▼
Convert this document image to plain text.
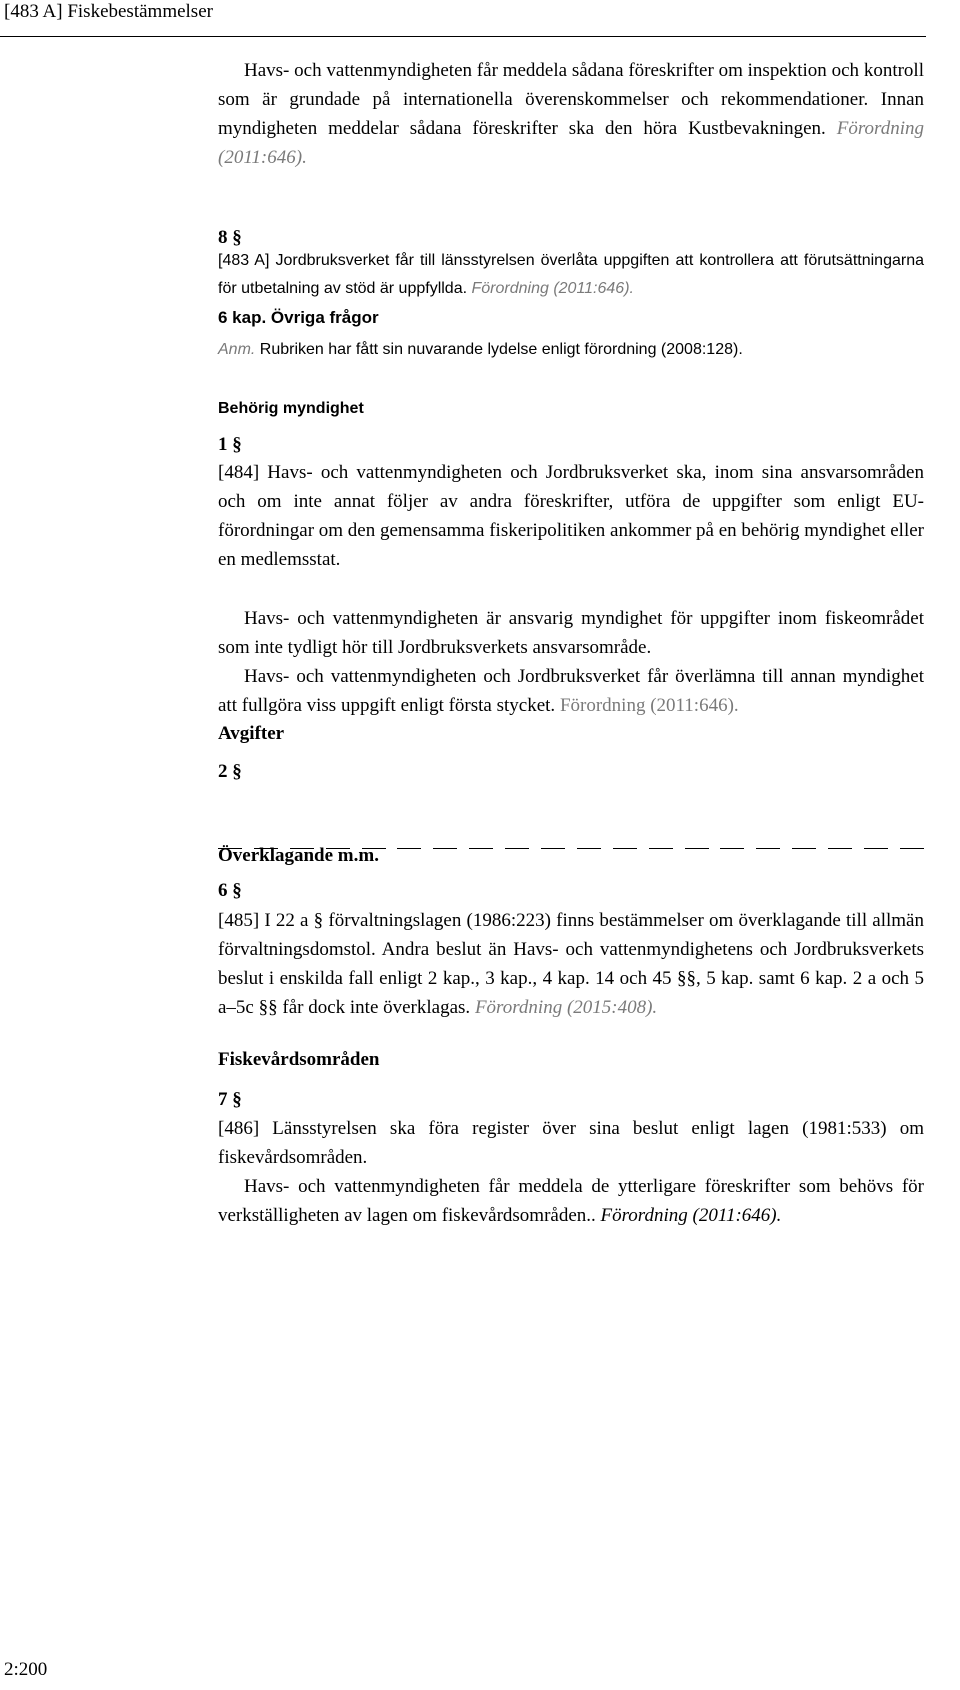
[483 A] Fiskebestämmelser
Havs- och vattenmyndigheten får meddela sådana föreskrifter om inspektion och kontroll som är grundade på internationella överenskommelser och rekommendationer. Innan myndigheten meddelar sådana föreskrifter ska den höra Kustbevakningen. Förordning (2011:646).
8 §
[483 A] Jordbruksverket får till länsstyrelsen överlåta uppgiften att kontrollera att förutsättningarna för utbetalning av stöd är uppfyllda. Förordning (2011:646).
6 kap. Övriga frågor
Anm. Rubriken har fått sin nuvarande lydelse enligt förordning (2008:128).
Behörig myndighet
1 §
[484] Havs- och vattenmyndigheten och Jordbruksverket ska, inom sina ansvarsområden och om inte annat följer av andra föreskrifter, utföra de uppgifter som enligt EU-förordningar om den gemensamma fiskeripolitiken ankommer på en behörig myndighet eller en medlemsstat.
Havs- och vattenmyndigheten är ansvarig myndighet för uppgifter inom fiskeområdet som inte tydligt hör till Jordbruksverkets ansvarsområde.
Havs- och vattenmyndigheten och Jordbruksverket får överlämna till annan myndighet att fullgöra viss uppgift enligt första stycket. Förordning (2011:646).
Avgifter
2 §
Överklagande m.m.
6 §
[485] I 22 a § förvaltningslagen (1986:223) finns bestämmelser om överklagande till allmän förvaltningsdomstol. Andra beslut än Havs- och vattenmyndighetens och Jordbruksverkets beslut i enskilda fall enligt 2 kap., 3 kap., 4 kap. 14 och 45 §§, 5 kap. samt 6 kap. 2 a och 5 a–5c §§ får dock inte överklagas. Förordning (2015:408).
Fiskevårdsområden
7 §
[486] Länsstyrelsen ska föra register över sina beslut enligt lagen (1981:533) om fiskevårdsområden.
Havs- och vattenmyndigheten får meddela de ytterligare föreskrifter som behövs för verkställigheten av lagen om fiskevårdsområden.. Förordning (2011:646).
2:200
▲
▶ _Task objective_:
Output each line exactly; omit every picture.

▶ _Correct response_:
Convert this document image to plain text.
[483 A] Fiskebestämmelser
Havs- och vattenmyndigheten får meddela sådana föreskrifter om inspektion och kontroll som är grundade på internationella överenskommelser och rekommendationer. Innan myndigheten meddelar sådana föreskrifter ska den höra Kustbevakningen. Förordning (2011:646).
8 §
[483 A] Jordbruksverket får till länsstyrelsen överlåta uppgiften att kontrollera att förutsättningarna för utbetalning av stöd är uppfyllda. Förordning (2011:646).
6 kap. Övriga frågor
Anm. Rubriken har fått sin nuvarande lydelse enligt förordning (2008:128).
Behörig myndighet
1 §
[484] Havs- och vattenmyndigheten och Jordbruksverket ska, inom sina ansvarsområden och om inte annat följer av andra föreskrifter, utföra de uppgifter som enligt EU-förordningar om den gemensamma fiskeripolitiken ankommer på en behörig myndighet eller en medlemsstat.
Havs- och vattenmyndigheten är ansvarig myndighet för uppgifter inom fiskeområdet som inte tydligt hör till Jordbruksverkets ansvarsområde.
Havs- och vattenmyndigheten och Jordbruksverket får överlämna till annan myndighet att fullgöra viss uppgift enligt första stycket. Förordning (2011:646).
Avgifter
2 §
Överklagande m.m.
6 §
[485] I 22 a § förvaltningslagen (1986:223) finns bestämmelser om överklagande till allmän förvaltningsdomstol. Andra beslut än Havs- och vattenmyndighetens och Jordbruksverkets beslut i enskilda fall enligt 2 kap., 3 kap., 4 kap. 14 och 45 §§, 5 kap. samt 6 kap. 2 a och 5 a–5c §§ får dock inte överklagas. Förordning (2015:408).
Fiskevårdsområden
7 §
[486] Länsstyrelsen ska föra register över sina beslut enligt lagen (1981:533) om fiskevårdsområden.
Havs- och vattenmyndigheten får meddela de ytterligare föreskrifter som behövs för verkställigheten av lagen om fiskevårdsområden.. Förordning (2011:646).
2:200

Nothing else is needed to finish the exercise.